Please reproduce the records exactly, leaving out any pictures.

● ● ● ● ● ● ●

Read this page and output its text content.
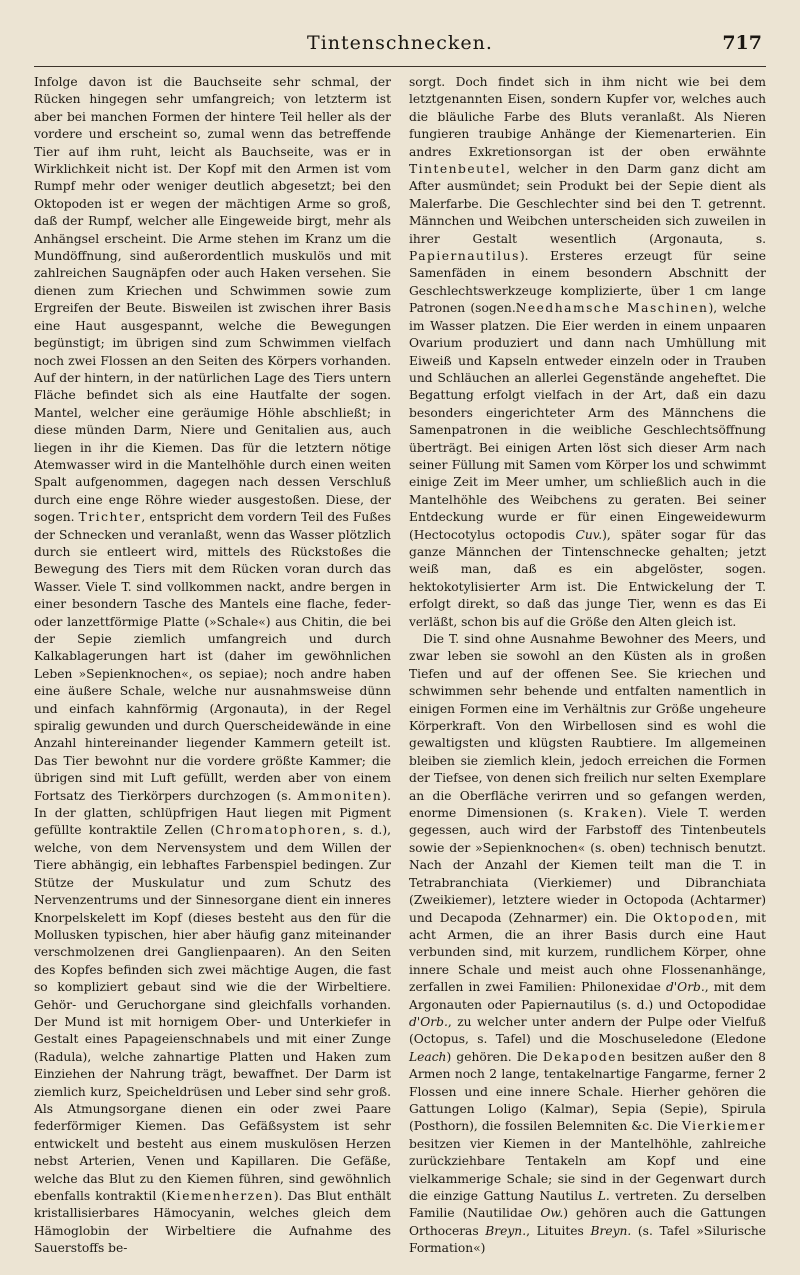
Tintenschnecken.	717

Infolge davon ist die Bauchseite sehr schmal, der Rücken hingegen sehr umfangreich; von letzterm ist aber bei manchen Formen der hintere Teil heller als der vordere und erscheint so, zumal wenn das betreffende Tier auf ihm ruht, leicht als Bauchseite, was er in Wirklichkeit nicht ist. Der Kopf mit den Armen ist vom Rumpf mehr oder weniger deutlich abgesetzt; bei den Oktopoden ist er wegen der mächtigen Arme so groß, daß der Rumpf, welcher alle Eingeweide birgt, mehr als Anhängsel erscheint. Die Arme stehen im Kranz um die Mundöffnung, sind außerordentlich muskulös und mit zahlreichen Saugnäpfen oder auch Haken versehen. Sie dienen zum Kriechen und Schwimmen sowie zum Ergreifen der Beute. Bisweilen ist zwischen ihrer Basis eine Haut ausgespannt, welche die Bewegungen begünstigt; im übrigen sind zum Schwimmen vielfach noch zwei Flossen an den Seiten des Körpers vorhanden. Auf der hintern, in der natürlichen Lage des Tiers untern Fläche befindet sich als eine Hautfalte der sogen. Mantel, welcher eine geräumige Höhle abschließt; in diese münden Darm, Niere und Genitalien aus, auch liegen in ihr die Kiemen. Das für die letztern nötige Atemwasser wird in die Mantelhöhle durch einen weiten Spalt aufgenommen, dagegen nach dessen Verschluß durch eine enge Röhre wieder ausgestoßen. Diese, der sogen. Trichter, entspricht dem vordern Teil des Fußes der Schnecken und veranlaßt, wenn das Wasser plötzlich durch sie entleert wird, mittels des Rückstoßes die Bewegung des Tiers mit dem Rücken voran durch das Wasser. Viele T. sind vollkommen nackt, andre bergen in einer besondern Tasche des Mantels eine flache, feder- oder lanzettförmige Platte (»Schale«) aus Chitin, die bei der Sepie ziemlich umfangreich und durch Kalkablagerungen hart ist (daher im gewöhnlichen Leben »Sepienknochen«, os sepiae); noch andre haben eine äußere Schale, welche nur ausnahmsweise dünn und einfach kahnförmig (Argonauta), in der Regel spiralig gewunden und durch Querscheidewände in eine Anzahl hintereinander liegender Kammern geteilt ist. Das Tier bewohnt nur die vordere größte Kammer; die übrigen sind mit Luft gefüllt, werden aber von einem Fortsatz des Tierkörpers durchzogen (s. Ammoniten). In der glatten, schlüpfrigen Haut liegen mit Pigment gefüllte kontraktile Zellen (Chromatophoren, s. d.), welche, von dem Nervensystem und dem Willen der Tiere abhängig, ein lebhaftes Farbenspiel bedingen. Zur Stütze der Muskulatur und zum Schutz des Nervenzentrums und der Sinnesorgane dient ein inneres Knorpelskelett im Kopf (dieses besteht aus den für die Mollusken typischen, hier aber häufig ganz miteinander verschmolzenen drei Ganglienpaaren). An den Seiten des Kopfes befinden sich zwei mächtige Augen, die fast so kompliziert gebaut sind wie die der Wirbeltiere. Gehör- und Geruchorgane sind gleichfalls vorhanden. Der Mund ist mit hornigem Ober- und Unterkiefer in Gestalt eines Papageienschnabels und mit einer Zunge (Radula), welche zahnartige Platten und Haken zum Einziehen der Nahrung trägt, bewaffnet. Der Darm ist ziemlich kurz, Speicheldrüsen und Leber sind sehr groß. Als Atmungsorgane dienen ein oder zwei Paare federförmiger Kiemen. Das Gefäßsystem ist sehr entwickelt und besteht aus einem muskulösen Herzen nebst Arterien, Venen und Kapillaren. Die Gefäße, welche das Blut zu den Kiemen führen, sind gewöhnlich ebenfalls kontraktil (Kiemenherzen). Das Blut enthält kristallisierbares Hämocyanin, welches gleich dem Hämoglobin der Wirbeltiere die Aufnahme des Sauerstoffs be-

sorgt. Doch findet sich in ihm nicht wie bei dem letztgenannten Eisen, sondern Kupfer vor, welches auch die bläuliche Farbe des Bluts veranlaßt. Als Nieren fungieren traubige Anhänge der Kiemenarterien. Ein andres Exkretionsorgan ist der oben erwähnte Tintenbeutel, welcher in den Darm ganz dicht am After ausmündet; sein Produkt bei der Sepie dient als Malerfarbe. Die Geschlechter sind bei den T. getrennt. Männchen und Weibchen unterscheiden sich zuweilen in ihrer Gestalt wesentlich (Argonauta, s. Papiernautilus). Ersteres erzeugt für seine Samenfäden in einem besondern Abschnitt der Geschlechtswerkzeuge komplizierte, über 1 cm lange Patronen (sogen.Needhamsche Maschinen), welche im Wasser platzen. Die Eier werden in einem unpaaren Ovarium produziert und dann nach Umhüllung mit Eiweiß und Kapseln entweder einzeln oder in Trauben und Schläuchen an allerlei Gegenstände angeheftet. Die Begattung erfolgt vielfach in der Art, daß ein dazu besonders eingerichteter Arm des Männchens die Samenpatronen in die weibliche Geschlechtsöffnung überträgt. Bei einigen Arten löst sich dieser Arm nach seiner Füllung mit Samen vom Körper los und schwimmt einige Zeit im Meer umher, um schließlich auch in die Mantelhöhle des Weibchens zu geraten. Bei seiner Entdeckung wurde er für einen Eingeweidewurm (Hectocotylus octopodis Cuv.), später sogar für das ganze Männchen der Tintenschnecke gehalten; jetzt weiß man, daß es ein abgelöster, sogen. hektokotylisierter Arm ist. Die Entwickelung der T. erfolgt direkt, so daß das junge Tier, wenn es das Ei verläßt, schon bis auf die Größe den Alten gleich ist.

Die T. sind ohne Ausnahme Bewohner des Meers, und zwar leben sie sowohl an den Küsten als in großen Tiefen und auf der offenen See. Sie kriechen und schwimmen sehr behende und entfalten namentlich in einigen Formen eine im Verhältnis zur Größe ungeheure Körperkraft. Von den Wirbellosen sind es wohl die gewaltigsten und klügsten Raubtiere. Im allgemeinen bleiben sie ziemlich klein, jedoch erreichen die Formen der Tiefsee, von denen sich freilich nur selten Exemplare an die Oberfläche verirren und so gefangen werden, enorme Dimensionen (s. Kraken). Viele T. werden gegessen, auch wird der Farbstoff des Tintenbeutels sowie der »Sepienknochen« (s. oben) technisch benutzt. Nach der Anzahl der Kiemen teilt man die T. in Tetrabranchiata (Vierkiemer) und Dibranchiata (Zweikiemer), letztere wieder in Octopoda (Achtarmer) und Decapoda (Zehnarmer) ein. Die Oktopoden, mit acht Armen, die an ihrer Basis durch eine Haut verbunden sind, mit kurzem, rundlichem Körper, ohne innere Schale und meist auch ohne Flossenanhänge, zerfallen in zwei Familien: Philonexidae d'Orb., mit dem Argonauten oder Papiernautilus (s. d.) und Octopodidae d'Orb., zu welcher unter andern der Pulpe oder Vielfuß (Octopus, s. Tafel) und die Moschuseledone (Eledone Leach) gehören. Die Dekapoden besitzen außer den 8 Armen noch 2 lange, tentakelnartige Fangarme, ferner 2 Flossen und eine innere Schale. Hierher gehören die Gattungen Loligo (Kalmar), Sepia (Sepie), Spirula (Posthorn), die fossilen Belemniten &c. Die Vierkiemer besitzen vier Kiemen in der Mantelhöhle, zahlreiche zurückziehbare Tentakeln am Kopf und eine vielkammerige Schale; sie sind in der Gegenwart durch die einzige Gattung Nautilus L. vertreten. Zu derselben Familie (Nautilidae Ow.) gehören auch die Gattungen Orthoceras Breyn., Lituites Breyn. (s. Tafel »Silurische Formation«)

● ● ● ● ● ● ●

**Answer area:**
Read this page and output its text content.
Tintenschnecken.	717

Infolge davon ist die Bauchseite sehr schmal, der Rücken hingegen sehr umfangreich; von letzterm ist aber bei manchen Formen der hintere Teil heller als der vordere und erscheint so, zumal wenn das betreffende Tier auf ihm ruht, leicht als Bauchseite, was er in Wirklichkeit nicht ist. Der Kopf mit den Armen ist vom Rumpf mehr oder weniger deutlich abgesetzt; bei den Oktopoden ist er wegen der mächtigen Arme so groß, daß der Rumpf, welcher alle Eingeweide birgt, mehr als Anhängsel erscheint. Die Arme stehen im Kranz um die Mundöffnung, sind außerordentlich muskulös und mit zahlreichen Saugnäpfen oder auch Haken versehen. Sie dienen zum Kriechen und Schwimmen sowie zum Ergreifen der Beute. Bisweilen ist zwischen ihrer Basis eine Haut ausgespannt, welche die Bewegungen begünstigt; im übrigen sind zum Schwimmen vielfach noch zwei Flossen an den Seiten des Körpers vorhanden. Auf der hintern, in der natürlichen Lage des Tiers untern Fläche befindet sich als eine Hautfalte der sogen. Mantel, welcher eine geräumige Höhle abschließt; in diese münden Darm, Niere und Genitalien aus, auch liegen in ihr die Kiemen. Das für die letztern nötige Atemwasser wird in die Mantelhöhle durch einen weiten Spalt aufgenommen, dagegen nach dessen Verschluß durch eine enge Röhre wieder ausgestoßen. Diese, der sogen. Trichter, entspricht dem vordern Teil des Fußes der Schnecken und veranlaßt, wenn das Wasser plötzlich durch sie entleert wird, mittels des Rückstoßes die Bewegung des Tiers mit dem Rücken voran durch das Wasser. Viele T. sind vollkommen nackt, andre bergen in einer besondern Tasche des Mantels eine flache, feder- oder lanzettförmige Platte (»Schale«) aus Chitin, die bei der Sepie ziemlich umfangreich und durch Kalkablagerungen hart ist (daher im gewöhnlichen Leben »Sepienknochen«, os sepiae); noch andre haben eine äußere Schale, welche nur ausnahmsweise dünn und einfach kahnförmig (Argonauta), in der Regel spiralig gewunden und durch Querscheidewände in eine Anzahl hintereinander liegender Kammern geteilt ist. Das Tier bewohnt nur die vordere größte Kammer; die übrigen sind mit Luft gefüllt, werden aber von einem Fortsatz des Tierkörpers durchzogen (s. Ammoniten). In der glatten, schlüpfrigen Haut liegen mit Pigment gefüllte kontraktile Zellen (Chromatophoren, s. d.), welche, von dem Nervensystem und dem Willen der Tiere abhängig, ein lebhaftes Farbenspiel bedingen. Zur Stütze der Muskulatur und zum Schutz des Nervenzentrums und der Sinnesorgane dient ein inneres Knorpelskelett im Kopf (dieses besteht aus den für die Mollusken typischen, hier aber häufig ganz miteinander verschmolzenen drei Ganglienpaaren). An den Seiten des Kopfes befinden sich zwei mächtige Augen, die fast so kompliziert gebaut sind wie die der Wirbeltiere. Gehör- und Geruchorgane sind gleichfalls vorhanden. Der Mund ist mit hornigem Ober- und Unterkiefer in Gestalt eines Papageienschnabels und mit einer Zunge (Radula), welche zahnartige Platten und Haken zum Einziehen der Nahrung trägt, bewaffnet. Der Darm ist ziemlich kurz, Speicheldrüsen und Leber sind sehr groß. Als Atmungsorgane dienen ein oder zwei Paare federförmiger Kiemen. Das Gefäßsystem ist sehr entwickelt und besteht aus einem muskulösen Herzen nebst Arterien, Venen und Kapillaren. Die Gefäße, welche das Blut zu den Kiemen führen, sind gewöhnlich ebenfalls kontraktil (Kiemenherzen). Das Blut enthält kristallisierbares Hämocyanin, welches gleich dem Hämoglobin der Wirbeltiere die Aufnahme des Sauerstoffs be-

sorgt. Doch findet sich in ihm nicht wie bei dem letztgenannten Eisen, sondern Kupfer vor, welches auch die bläuliche Farbe des Bluts veranlaßt. Als Nieren fungieren traubige Anhänge der Kiemenarterien. Ein andres Exkretionsorgan ist der oben erwähnte Tintenbeutel, welcher in den Darm ganz dicht am After ausmündet; sein Produkt bei der Sepie dient als Malerfarbe. Die Geschlechter sind bei den T. getrennt. Männchen und Weibchen unterscheiden sich zuweilen in ihrer Gestalt wesentlich (Argonauta, s. Papiernautilus). Ersteres erzeugt für seine Samenfäden in einem besondern Abschnitt der Geschlechtswerkzeuge komplizierte, über 1 cm lange Patronen (sogen.Needhamsche Maschinen), welche im Wasser platzen. Die Eier werden in einem unpaaren Ovarium produziert und dann nach Umhüllung mit Eiweiß und Kapseln entweder einzeln oder in Trauben und Schläuchen an allerlei Gegenstände angeheftet. Die Begattung erfolgt vielfach in der Art, daß ein dazu besonders eingerichteter Arm des Männchens die Samenpatronen in die weibliche Geschlechtsöffnung überträgt. Bei einigen Arten löst sich dieser Arm nach seiner Füllung mit Samen vom Körper los und schwimmt einige Zeit im Meer umher, um schließlich auch in die Mantelhöhle des Weibchens zu geraten. Bei seiner Entdeckung wurde er für einen Eingeweidewurm (Hectocotylus octopodis Cuv.), später sogar für das ganze Männchen der Tintenschnecke gehalten; jetzt weiß man, daß es ein abgelöster, sogen. hektokotylisierter Arm ist. Die Entwickelung der T. erfolgt direkt, so daß das junge Tier, wenn es das Ei verläßt, schon bis auf die Größe den Alten gleich ist.

Die T. sind ohne Ausnahme Bewohner des Meers, und zwar leben sie sowohl an den Küsten als in großen Tiefen und auf der offenen See. Sie kriechen und schwimmen sehr behende und entfalten namentlich in einigen Formen eine im Verhältnis zur Größe ungeheure Körperkraft. Von den Wirbellosen sind es wohl die gewaltigsten und klügsten Raubtiere. Im allgemeinen bleiben sie ziemlich klein, jedoch erreichen die Formen der Tiefsee, von denen sich freilich nur selten Exemplare an die Oberfläche verirren und so gefangen werden, enorme Dimensionen (s. Kraken). Viele T. werden gegessen, auch wird der Farbstoff des Tintenbeutels sowie der »Sepienknochen« (s. oben) technisch benutzt. Nach der Anzahl der Kiemen teilt man die T. in Tetrabranchiata (Vierkiemer) und Dibranchiata (Zweikiemer), letztere wieder in Octopoda (Achtarmer) und Decapoda (Zehnarmer) ein. Die Oktopoden, mit acht Armen, die an ihrer Basis durch eine Haut verbunden sind, mit kurzem, rundlichem Körper, ohne innere Schale und meist auch ohne Flossenanhänge, zerfallen in zwei Familien: Philonexidae d'Orb., mit dem Argonauten oder Papiernautilus (s. d.) und Octopodidae d'Orb., zu welcher unter andern der Pulpe oder Vielfuß (Octopus, s. Tafel) und die Moschuseledone (Eledone Leach) gehören. Die Dekapoden besitzen außer den 8 Armen noch 2 lange, tentakelnartige Fangarme, ferner 2 Flossen und eine innere Schale. Hierher gehören die Gattungen Loligo (Kalmar), Sepia (Sepie), Spirula (Posthorn), die fossilen Belemniten &c. Die Vierkiemer besitzen vier Kiemen in der Mantelhöhle, zahlreiche zurückziehbare Tentakeln am Kopf und eine vielkammerige Schale; sie sind in der Gegenwart durch die einzige Gattung Nautilus L. vertreten. Zu derselben Familie (Nautilidae Ow.) gehören auch die Gattungen Orthoceras Breyn., Lituites Breyn. (s. Tafel »Silurische Formation«)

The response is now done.